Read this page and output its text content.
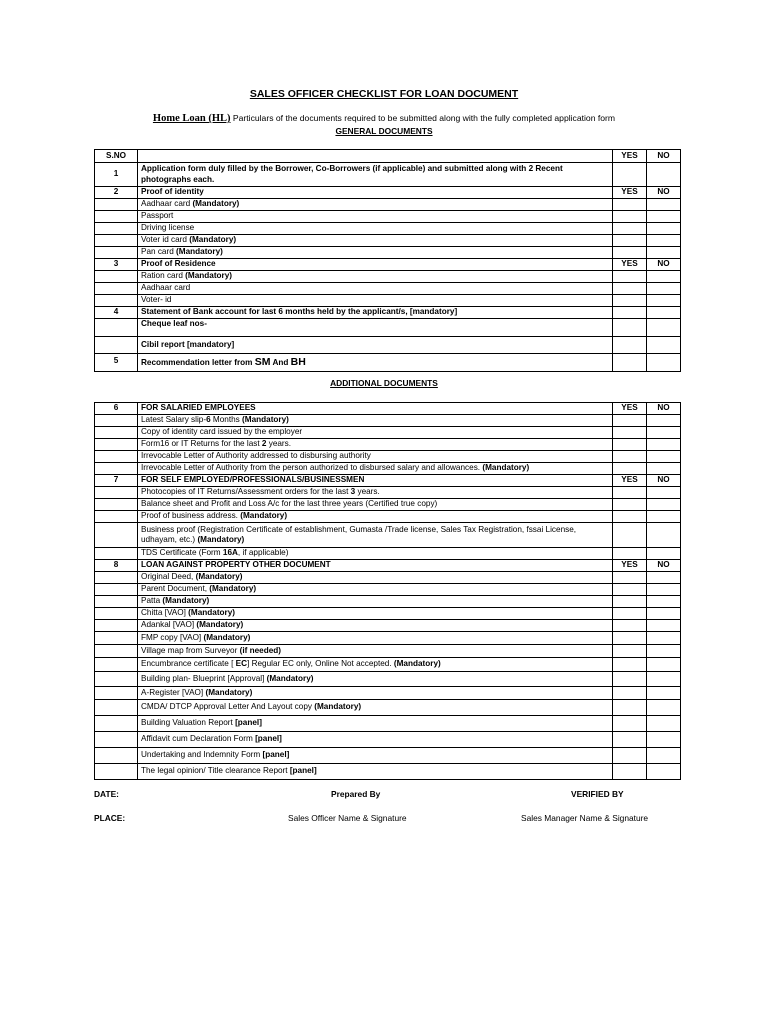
SALES OFFICER CHECKLIST FOR LOAN DOCUMENT
Home Loan (HL) Particulars of the documents required to be submitted along with the fully completed application form
GENERAL DOCUMENTS
S.NO		YES	NO
1	Application form duly filled by the Borrower, Co-Borrowers (if applicable) and submitted along with 2 Recent photographs each.		
2	Proof of identity	YES	NO
	Aadhaar card (Mandatory)		
	Passport		
	Driving license		
	Voter id card (Mandatory)		
	Pan card (Mandatory)		
3	Proof of Residence	YES	NO
	Ration card (Mandatory)		
	Aadhaar card		
	Voter- id		
4	Statement of Bank account for last 6 months held by the applicant/s, [mandatory]		
	Cheque leaf nos-		
	Cibil report [mandatory]		
5	Recommendation letter from SM And BH		
ADDITIONAL DOCUMENTS
6	FOR SALARIED EMPLOYEES	YES	NO
	Latest Salary slip-6 Months (Mandatory)		
	Copy of identity card issued by the employer		
	Form16 or IT Returns for the last 2 years.		
	Irrevocable Letter of Authority addressed to disbursing authority		
	Irrevocable Letter of Authority from the person authorized to disbursed salary and allowances. (Mandatory)		
7	FOR SELF EMPLOYED/PROFESSIONALS/BUSINESSMEN	YES	NO
	Photocopies of IT Returns/Assessment orders for the last 3 years.		
	Balance sheet and Profit and Loss A/c for the last three years (Certified true copy)		
	Proof of business address. (Mandatory)		
	Business proof (Registration Certificate of establishment, Gumasta /Trade license, Sales Tax Registration, fssai License, udhayam, etc.) (Mandatory)		
	TDS Certificate (Form 16A, if applicable)		
8	LOAN AGAINST PROPERTY OTHER DOCUMENT	YES	NO
	Original Deed, (Mandatory)		
	Parent Document, (Mandatory)		
	Patta (Mandatory)		
	Chitta [VAO] (Mandatory)		
	Adankal [VAO] (Mandatory)		
	FMP copy [VAO] (Mandatory)		
	Village map from Surveyor (if needed)		
	Encumbrance certificate [ EC] Regular EC only, Online Not accepted. (Mandatory)		
	Building plan- Blueprint [Approval] (Mandatory)		
	A-Register [VAO] (Mandatory)		
	CMDA/ DTCP Approval Letter And Layout copy (Mandatory)		
	Building Valuation Report [panel]		
	Affidavit cum Declaration Form [panel]		
	Undertaking and Indemnity Form [panel]		
	The legal opinion/ Title clearance Report [panel]		
DATE:	Prepared By	VERIFIED BY
PLACE:	Sales Officer Name & Signature	Sales Manager Name & Signature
========================================
▶ _STATED TASK_
Pull out every line of the records that includes the string "license".

▶ _THE REPLY_
	Driving license		
	Business proof (Registration Certificate of establishment, Gumasta /Trade license, Sales Tax Registration, fssai License, udhayam, etc.) (Mandatory)		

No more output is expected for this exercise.